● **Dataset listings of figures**
┌──

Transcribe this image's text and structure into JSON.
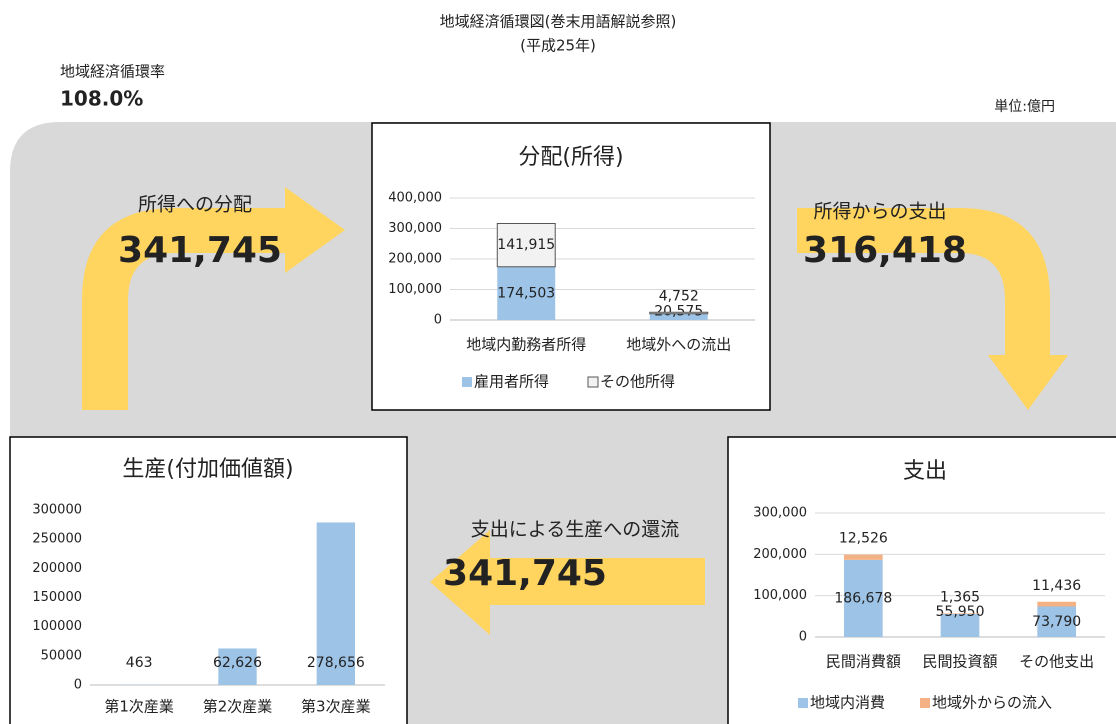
{
  "title": "地域経済循環図(巻末用語解説参照)",
  "subtitle": "(平成25年)",
  "rate": {
    "label": "地域経済循環率",
    "value": "108.0%"
  },
  "unit": "単位:億円",
  "flows": [
    {
      "label": "所得への分配",
      "value": "341,745"
    },
    {
      "label": "所得からの支出",
      "value": "316,418"
    },
    {
      "label": "支出による生産への還流",
      "value": "341,745"
    }
  ],
  "chart_data": [
    {
      "type": "stacked_bar",
      "title": "分配(所得)",
      "categories": [
        "地域内勤務者所得",
        "地域外への流出"
      ],
      "series": [
        {
          "name": "雇用者所得",
          "color": "#9dc3e6",
          "values": [
            174503,
            20575
          ],
          "value_labels": [
            "174,503",
            "20,575"
          ]
        },
        {
          "name": "その他所得",
          "color": "#f2f2f2",
          "values": [
            141915,
            4752
          ],
          "value_labels": [
            "141,915",
            "4,752"
          ]
        }
      ],
      "ylim": [
        0,
        400000
      ],
      "yticks": [
        0,
        {
          "value": 100000,
          "label": "100,000"
        },
        {
          "value": 200000,
          "label": "200,000"
        },
        {
          "value": 300000,
          "label": "300,000"
        },
        {
          "value": 400000,
          "label": "400,000"
        }
      ],
      "grid": true
    },
    {
      "type": "bar",
      "title": "生産(付加価値額)",
      "categories": [
        "第1次産業",
        "第2次産業",
        "第3次産業"
      ],
      "series": [
        {
          "color": "#9dc3e6",
          "values": [
            463,
            62626,
            278656
          ],
          "value_labels": [
            "463",
            "62,626",
            "278,656"
          ]
        }
      ],
      "ylim": [
        0,
        300000
      ],
      "yticks": [
        0,
        50000,
        100000,
        150000,
        200000,
        250000,
        300000
      ],
      "grid": false
    },
    {
      "type": "stacked_bar",
      "title": "支出",
      "categories": [
        "民間消費額",
        "民間投資額",
        "その他支出"
      ],
      "series": [
        {
          "name": "地域内消費",
          "color": "#9dc3e6",
          "values": [
            186678,
            55950,
            73790
          ],
          "value_labels": [
            "186,678",
            "55,950",
            "73,790"
          ]
        },
        {
          "name": "地域外からの流入",
          "color": "#f4b183",
          "values": [
            12526,
            1365,
            11436
          ],
          "value_labels": [
            "12,526",
            "1,365",
            "11,436"
          ]
        }
      ],
      "ylim": [
        0,
        300000
      ],
      "yticks": [
        0,
        {
          "value": 100000,
          "label": "100,000"
        },
        {
          "value": 200000,
          "label": "200,000"
        },
        {
          "value": 300000,
          "label": "300,000"
        }
      ],
      "grid": true
    }
  ]
}
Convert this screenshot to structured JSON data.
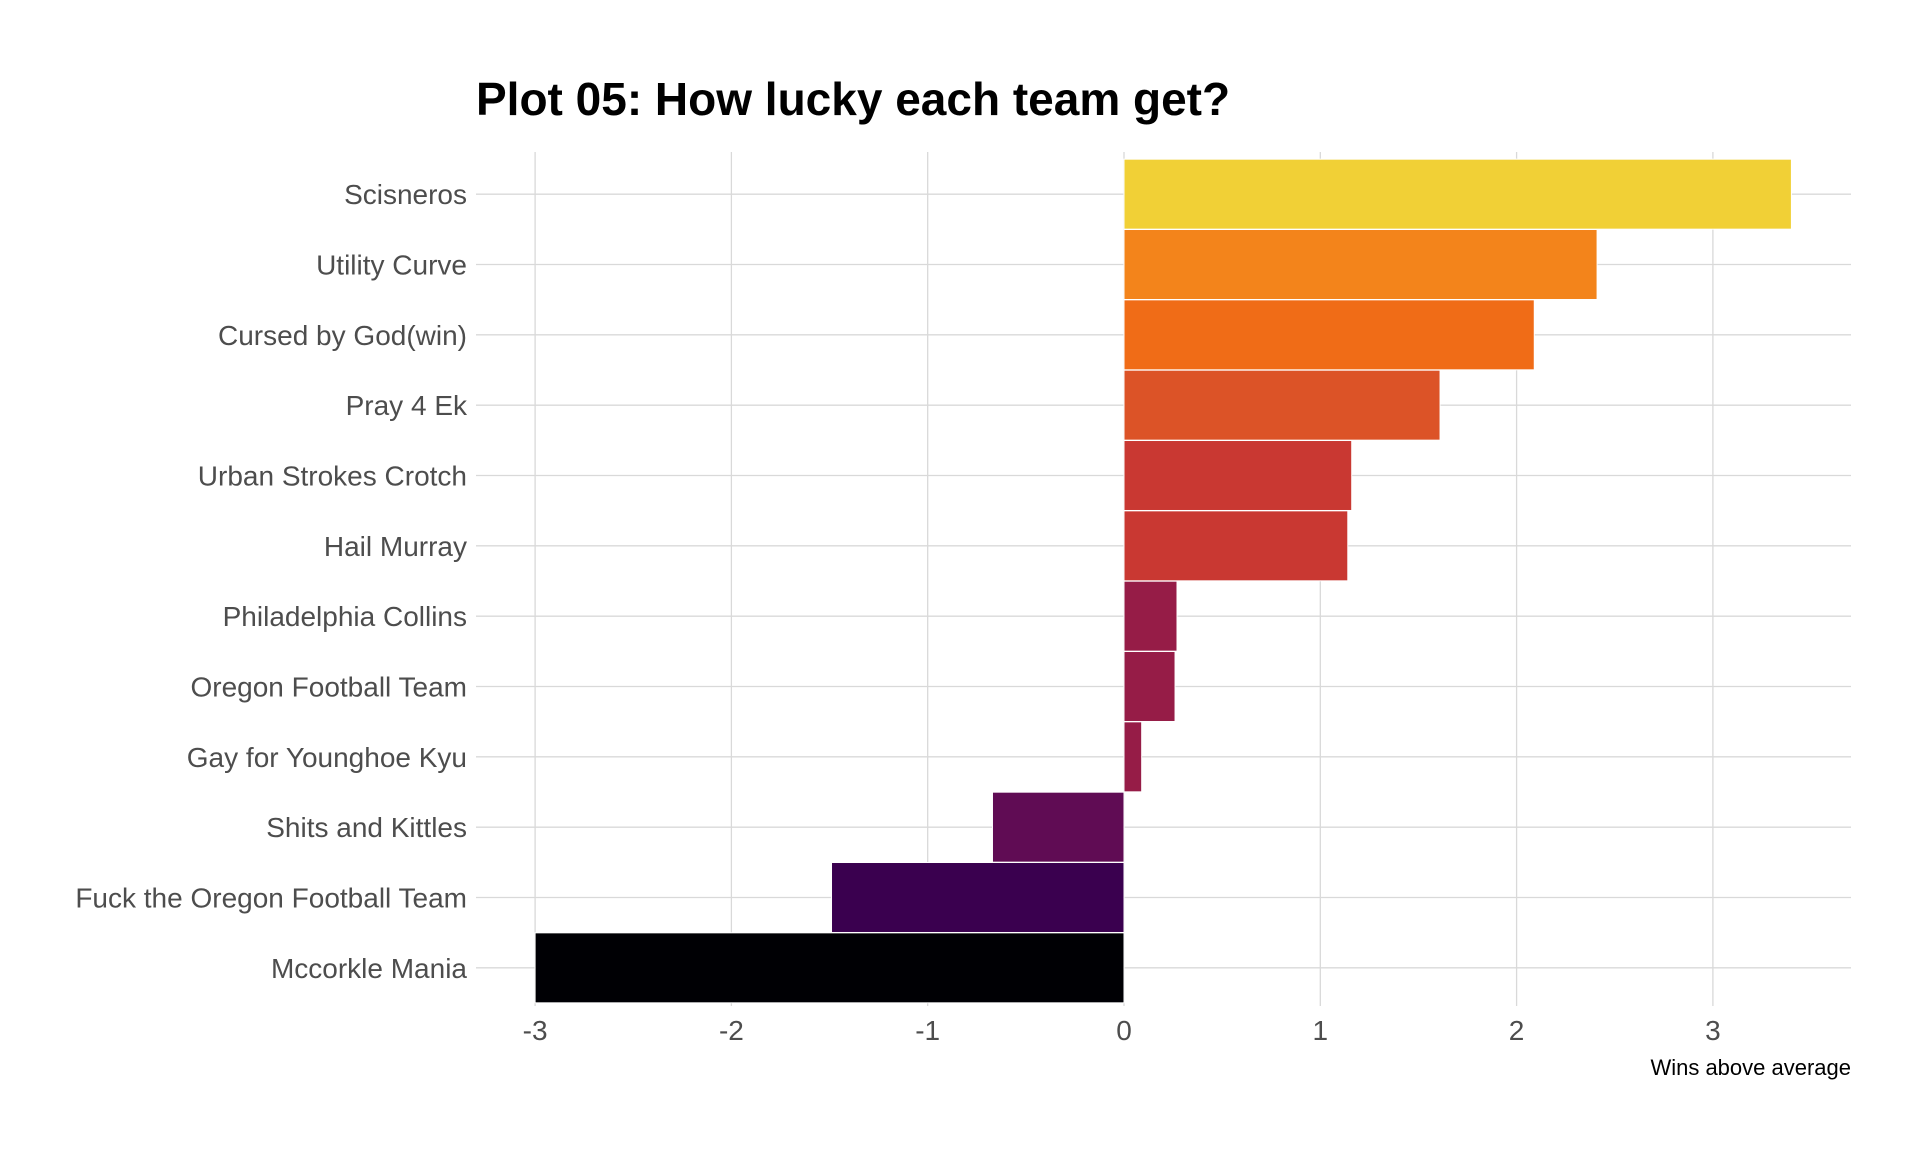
{
  "chart_data": {
    "type": "bar",
    "orientation": "horizontal",
    "title": "Plot 05: How lucky each team get?",
    "xlabel": "Wins above average",
    "ylabel": "",
    "xlim": [
      -3.3,
      3.7
    ],
    "xticks": [
      -3,
      -2,
      -1,
      0,
      1,
      2,
      3
    ],
    "xtick_labels": [
      "-3",
      "-2",
      "-1",
      "0",
      "1",
      "2",
      "3"
    ],
    "grid": true,
    "legend": "none",
    "categories": [
      "Scisneros",
      "Utility Curve",
      "Cursed by God(win)",
      "Pray 4 Ek",
      "Urban Strokes Crotch",
      "Hail Murray",
      "Philadelphia Collins",
      "Oregon Football Team",
      "Gay for Younghoe Kyu",
      "Shits and Kittles",
      "Fuck the Oregon Football Team",
      "Mccorkle Mania"
    ],
    "values": [
      3.4,
      2.41,
      2.09,
      1.61,
      1.16,
      1.14,
      0.27,
      0.26,
      0.09,
      -0.67,
      -1.49,
      -3.0
    ],
    "colors": [
      "#f1d036",
      "#f3841b",
      "#f06c17",
      "#dc5327",
      "#c93832",
      "#c93832",
      "#961c47",
      "#961c47",
      "#961c47",
      "#600c54",
      "#3a004f",
      "#000004"
    ]
  }
}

└──

● **Task statement**
Quote the entries in full. Any image among them is to be omitted from the copy.

● **Reply**
Transcribe this image's text and structure into JSON.
{
  "title": "地域経済循環図(巻末用語解説参照)",
  "subtitle": "(平成25年)",
  "rate": {
    "label": "地域経済循環率",
    "value": "108.0%"
  },
  "unit": "単位:億円",
  "flows": [
    {
      "label": "所得への分配",
      "value": "341,745"
    },
    {
      "label": "所得からの支出",
      "value": "316,418"
    },
    {
      "label": "支出による生産への還流",
      "value": "341,745"
    }
  ],
  "chart_data": [
    {
      "type": "stacked_bar",
      "title": "分配(所得)",
      "categories": [
        "地域内勤務者所得",
        "地域外への流出"
      ],
      "series": [
        {
          "name": "雇用者所得",
          "color": "#9dc3e6",
          "values": [
            174503,
            20575
          ],
          "value_labels": [
            "174,503",
            "20,575"
          ]
        },
        {
          "name": "その他所得",
          "color": "#f2f2f2",
          "values": [
            141915,
            4752
          ],
          "value_labels": [
            "141,915",
            "4,752"
          ]
        }
      ],
      "ylim": [
        0,
        400000
      ],
      "yticks": [
        0,
        {
          "value": 100000,
          "label": "100,000"
        },
        {
          "value": 200000,
          "label": "200,000"
        },
        {
          "value": 300000,
          "label": "300,000"
        },
        {
          "value": 400000,
          "label": "400,000"
        }
      ],
      "grid": true
    },
    {
      "type": "bar",
      "title": "生産(付加価値額)",
      "categories": [
        "第1次産業",
        "第2次産業",
        "第3次産業"
      ],
      "series": [
        {
          "color": "#9dc3e6",
          "values": [
            463,
            62626,
            278656
          ],
          "value_labels": [
            "463",
            "62,626",
            "278,656"
          ]
        }
      ],
      "ylim": [
        0,
        300000
      ],
      "yticks": [
        0,
        50000,
        100000,
        150000,
        200000,
        250000,
        300000
      ],
      "grid": false
    },
    {
      "type": "stacked_bar",
      "title": "支出",
      "categories": [
        "民間消費額",
        "民間投資額",
        "その他支出"
      ],
      "series": [
        {
          "name": "地域内消費",
          "color": "#9dc3e6",
          "values": [
            186678,
            55950,
            73790
          ],
          "value_labels": [
            "186,678",
            "55,950",
            "73,790"
          ]
        },
        {
          "name": "地域外からの流入",
          "color": "#f4b183",
          "values": [
            12526,
            1365,
            11436
          ],
          "value_labels": [
            "12,526",
            "1,365",
            "11,436"
          ]
        }
      ],
      "ylim": [
        0,
        300000
      ],
      "yticks": [
        0,
        {
          "value": 100000,
          "label": "100,000"
        },
        {
          "value": 200000,
          "label": "200,000"
        },
        {
          "value": 300000,
          "label": "300,000"
        }
      ],
      "grid": true
    }
  ]
}
Convert this screenshot to structured JSON data.
{
  "chart_data": {
    "type": "bar",
    "orientation": "horizontal",
    "title": "Plot 05: How lucky each team get?",
    "xlabel": "Wins above average",
    "ylabel": "",
    "xlim": [
      -3.3,
      3.7
    ],
    "xticks": [
      -3,
      -2,
      -1,
      0,
      1,
      2,
      3
    ],
    "xtick_labels": [
      "-3",
      "-2",
      "-1",
      "0",
      "1",
      "2",
      "3"
    ],
    "grid": true,
    "legend": "none",
    "categories": [
      "Scisneros",
      "Utility Curve",
      "Cursed by God(win)",
      "Pray 4 Ek",
      "Urban Strokes Crotch",
      "Hail Murray",
      "Philadelphia Collins",
      "Oregon Football Team",
      "Gay for Younghoe Kyu",
      "Shits and Kittles",
      "Fuck the Oregon Football Team",
      "Mccorkle Mania"
    ],
    "values": [
      3.4,
      2.41,
      2.09,
      1.61,
      1.16,
      1.14,
      0.27,
      0.26,
      0.09,
      -0.67,
      -1.49,
      -3.0
    ],
    "colors": [
      "#f1d036",
      "#f3841b",
      "#f06c17",
      "#dc5327",
      "#c93832",
      "#c93832",
      "#961c47",
      "#961c47",
      "#961c47",
      "#600c54",
      "#3a004f",
      "#000004"
    ]
  }
}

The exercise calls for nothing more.